*Directive:* Set down each entry from the block beneath, exactly as written.
___ Task inputs
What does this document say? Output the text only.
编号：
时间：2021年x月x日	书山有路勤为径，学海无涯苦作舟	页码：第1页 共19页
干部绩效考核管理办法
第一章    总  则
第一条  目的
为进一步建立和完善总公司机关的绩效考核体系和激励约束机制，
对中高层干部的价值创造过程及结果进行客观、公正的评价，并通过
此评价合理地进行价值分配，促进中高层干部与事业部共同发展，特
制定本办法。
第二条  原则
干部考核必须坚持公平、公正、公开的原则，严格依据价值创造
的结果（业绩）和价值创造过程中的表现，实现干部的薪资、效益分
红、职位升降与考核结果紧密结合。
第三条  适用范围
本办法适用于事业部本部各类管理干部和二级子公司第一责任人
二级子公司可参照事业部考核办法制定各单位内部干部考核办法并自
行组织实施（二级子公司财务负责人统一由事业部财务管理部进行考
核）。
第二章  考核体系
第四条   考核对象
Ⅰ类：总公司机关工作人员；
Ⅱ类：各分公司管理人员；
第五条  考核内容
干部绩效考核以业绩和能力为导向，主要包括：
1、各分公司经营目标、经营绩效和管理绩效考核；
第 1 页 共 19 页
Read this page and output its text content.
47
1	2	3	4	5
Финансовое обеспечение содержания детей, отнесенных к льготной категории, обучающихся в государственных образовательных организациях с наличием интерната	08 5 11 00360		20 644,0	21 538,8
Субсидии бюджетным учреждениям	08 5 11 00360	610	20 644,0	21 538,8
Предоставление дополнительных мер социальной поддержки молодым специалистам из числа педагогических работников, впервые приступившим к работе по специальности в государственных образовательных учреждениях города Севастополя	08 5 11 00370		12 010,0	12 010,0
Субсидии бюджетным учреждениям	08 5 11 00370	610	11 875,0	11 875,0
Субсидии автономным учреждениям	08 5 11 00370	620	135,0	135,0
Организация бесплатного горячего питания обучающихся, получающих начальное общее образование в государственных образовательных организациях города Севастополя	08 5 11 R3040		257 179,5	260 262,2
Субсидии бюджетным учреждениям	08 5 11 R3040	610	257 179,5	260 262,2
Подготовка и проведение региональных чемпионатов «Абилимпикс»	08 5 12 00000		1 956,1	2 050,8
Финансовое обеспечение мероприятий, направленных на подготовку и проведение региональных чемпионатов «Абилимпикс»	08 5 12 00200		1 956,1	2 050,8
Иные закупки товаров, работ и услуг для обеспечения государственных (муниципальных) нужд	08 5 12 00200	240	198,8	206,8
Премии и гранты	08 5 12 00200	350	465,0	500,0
______
*Correct response:*
What does this document say? Output the text only.
编号：
时间：2021年x月x日	书山有路勤为径，学海无涯苦作舟	页码：第1页 共19页
干部绩效考核管理办法
第一章    总  则
第一条  目的
为进一步建立和完善总公司机关的绩效考核体系和激励约束机制，
对中高层干部的价值创造过程及结果进行客观、公正的评价，并通过
此评价合理地进行价值分配，促进中高层干部与事业部共同发展，特
制定本办法。
第二条  原则
干部考核必须坚持公平、公正、公开的原则，严格依据价值创造
的结果（业绩）和价值创造过程中的表现，实现干部的薪资、效益分
红、职位升降与考核结果紧密结合。
第三条  适用范围
本办法适用于事业部本部各类管理干部和二级子公司第一责任人
二级子公司可参照事业部考核办法制定各单位内部干部考核办法并自
行组织实施（二级子公司财务负责人统一由事业部财务管理部进行考
核）。
第二章  考核体系
第四条   考核对象
Ⅰ类：总公司机关工作人员；
Ⅱ类：各分公司管理人员；
第五条  考核内容
干部绩效考核以业绩和能力为导向，主要包括：
1、各分公司经营目标、经营绩效和管理绩效考核；
第 1 页 共 19 页
Read this page and output its text content.
47
1	2	3	4	5
Финансовое обеспечение содержания детей, отнесенных к льготной категории, обучающихся в государственных образовательных организациях с наличием интерната	08 5 11 00360		20 644,0	21 538,8
Субсидии бюджетным учреждениям	08 5 11 00360	610	20 644,0	21 538,8
Предоставление дополнительных мер социальной поддержки молодым специалистам из числа педагогических работников, впервые приступившим к работе по специальности в государственных образовательных учреждениях города Севастополя	08 5 11 00370		12 010,0	12 010,0
Субсидии бюджетным учреждениям	08 5 11 00370	610	11 875,0	11 875,0
Субсидии автономным учреждениям	08 5 11 00370	620	135,0	135,0
Организация бесплатного горячего питания обучающихся, получающих начальное общее образование в государственных образовательных организациях города Севастополя	08 5 11 R3040		257 179,5	260 262,2
Субсидии бюджетным учреждениям	08 5 11 R3040	610	257 179,5	260 262,2
Подготовка и проведение региональных чемпионатов «Абилимпикс»	08 5 12 00000		1 956,1	2 050,8
Финансовое обеспечение мероприятий, направленных на подготовку и проведение региональных чемпионатов «Абилимпикс»	08 5 12 00200		1 956,1	2 050,8
Иные закупки товаров, работ и услуг для обеспечения государственных (муниципальных) нужд	08 5 12 00200	240	198,8	206,8
Премии и гранты	08 5 12 00200	350	465,0	500,0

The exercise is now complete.